What to produce: The exercise asks for every line of the data to be reproduced exactly.

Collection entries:
+---+
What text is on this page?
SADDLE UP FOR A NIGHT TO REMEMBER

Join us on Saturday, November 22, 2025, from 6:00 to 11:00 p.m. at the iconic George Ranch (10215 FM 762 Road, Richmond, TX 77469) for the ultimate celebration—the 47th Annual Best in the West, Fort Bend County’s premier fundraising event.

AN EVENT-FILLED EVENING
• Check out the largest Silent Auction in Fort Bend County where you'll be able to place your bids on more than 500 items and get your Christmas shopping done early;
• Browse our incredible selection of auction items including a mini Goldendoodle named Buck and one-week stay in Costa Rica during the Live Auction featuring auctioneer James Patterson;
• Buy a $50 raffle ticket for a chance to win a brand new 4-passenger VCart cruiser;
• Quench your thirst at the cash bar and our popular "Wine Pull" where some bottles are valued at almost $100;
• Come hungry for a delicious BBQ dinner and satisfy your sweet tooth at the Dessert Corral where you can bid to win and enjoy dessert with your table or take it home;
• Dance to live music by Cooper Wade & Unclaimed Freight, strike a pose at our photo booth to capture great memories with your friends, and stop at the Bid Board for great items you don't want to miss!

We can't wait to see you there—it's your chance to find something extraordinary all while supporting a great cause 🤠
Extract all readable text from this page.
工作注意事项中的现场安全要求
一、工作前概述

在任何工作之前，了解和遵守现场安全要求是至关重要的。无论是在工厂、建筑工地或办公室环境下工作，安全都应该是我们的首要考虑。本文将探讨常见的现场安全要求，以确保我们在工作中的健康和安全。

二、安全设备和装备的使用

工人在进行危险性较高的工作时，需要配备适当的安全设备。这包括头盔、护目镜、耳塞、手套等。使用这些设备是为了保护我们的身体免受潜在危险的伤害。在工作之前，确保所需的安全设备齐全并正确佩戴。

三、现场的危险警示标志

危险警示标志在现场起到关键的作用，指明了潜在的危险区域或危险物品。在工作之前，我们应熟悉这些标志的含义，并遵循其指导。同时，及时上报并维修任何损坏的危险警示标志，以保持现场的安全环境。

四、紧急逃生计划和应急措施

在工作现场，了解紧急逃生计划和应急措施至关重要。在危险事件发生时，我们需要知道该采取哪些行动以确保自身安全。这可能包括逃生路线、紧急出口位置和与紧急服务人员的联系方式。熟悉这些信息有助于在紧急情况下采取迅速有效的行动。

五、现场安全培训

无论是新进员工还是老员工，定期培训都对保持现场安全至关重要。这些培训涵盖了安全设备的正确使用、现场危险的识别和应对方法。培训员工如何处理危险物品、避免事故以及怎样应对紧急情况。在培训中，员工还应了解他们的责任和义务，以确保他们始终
+---+
Task response:
What text is on this page?
SADDLE UP FOR A NIGHT TO REMEMBER

Join us on Saturday, November 22, 2025, from 6:00 to 11:00 p.m. at the iconic George Ranch (10215 FM 762 Road, Richmond, TX 77469) for the ultimate celebration—the 47th Annual Best in the West, Fort Bend County’s premier fundraising event.

AN EVENT-FILLED EVENING
• Check out the largest Silent Auction in Fort Bend County where you'll be able to place your bids on more than 500 items and get your Christmas shopping done early;
• Browse our incredible selection of auction items including a mini Goldendoodle named Buck and one-week stay in Costa Rica during the Live Auction featuring auctioneer James Patterson;
• Buy a $50 raffle ticket for a chance to win a brand new 4-passenger VCart cruiser;
• Quench your thirst at the cash bar and our popular "Wine Pull" where some bottles are valued at almost $100;
• Come hungry for a delicious BBQ dinner and satisfy your sweet tooth at the Dessert Corral where you can bid to win and enjoy dessert with your table or take it home;
• Dance to live music by Cooper Wade & Unclaimed Freight, strike a pose at our photo booth to capture great memories with your friends, and stop at the Bid Board for great items you don't want to miss!

We can't wait to see you there—it's your chance to find something extraordinary all while supporting a great cause 🤠
Extract all readable text from this page.
工作注意事项中的现场安全要求
一、工作前概述

在任何工作之前，了解和遵守现场安全要求是至关重要的。无论是在工厂、建筑工地或办公室环境下工作，安全都应该是我们的首要考虑。本文将探讨常见的现场安全要求，以确保我们在工作中的健康和安全。

二、安全设备和装备的使用

工人在进行危险性较高的工作时，需要配备适当的安全设备。这包括头盔、护目镜、耳塞、手套等。使用这些设备是为了保护我们的身体免受潜在危险的伤害。在工作之前，确保所需的安全设备齐全并正确佩戴。

三、现场的危险警示标志

危险警示标志在现场起到关键的作用，指明了潜在的危险区域或危险物品。在工作之前，我们应熟悉这些标志的含义，并遵循其指导。同时，及时上报并维修任何损坏的危险警示标志，以保持现场的安全环境。

四、紧急逃生计划和应急措施

在工作现场，了解紧急逃生计划和应急措施至关重要。在危险事件发生时，我们需要知道该采取哪些行动以确保自身安全。这可能包括逃生路线、紧急出口位置和与紧急服务人员的联系方式。熟悉这些信息有助于在紧急情况下采取迅速有效的行动。

五、现场安全培训

无论是新进员工还是老员工，定期培训都对保持现场安全至关重要。这些培训涵盖了安全设备的正确使用、现场危险的识别和应对方法。培训员工如何处理危险物品、避免事故以及怎样应对紧急情况。在培训中，员工还应了解他们的责任和义务，以确保他们始终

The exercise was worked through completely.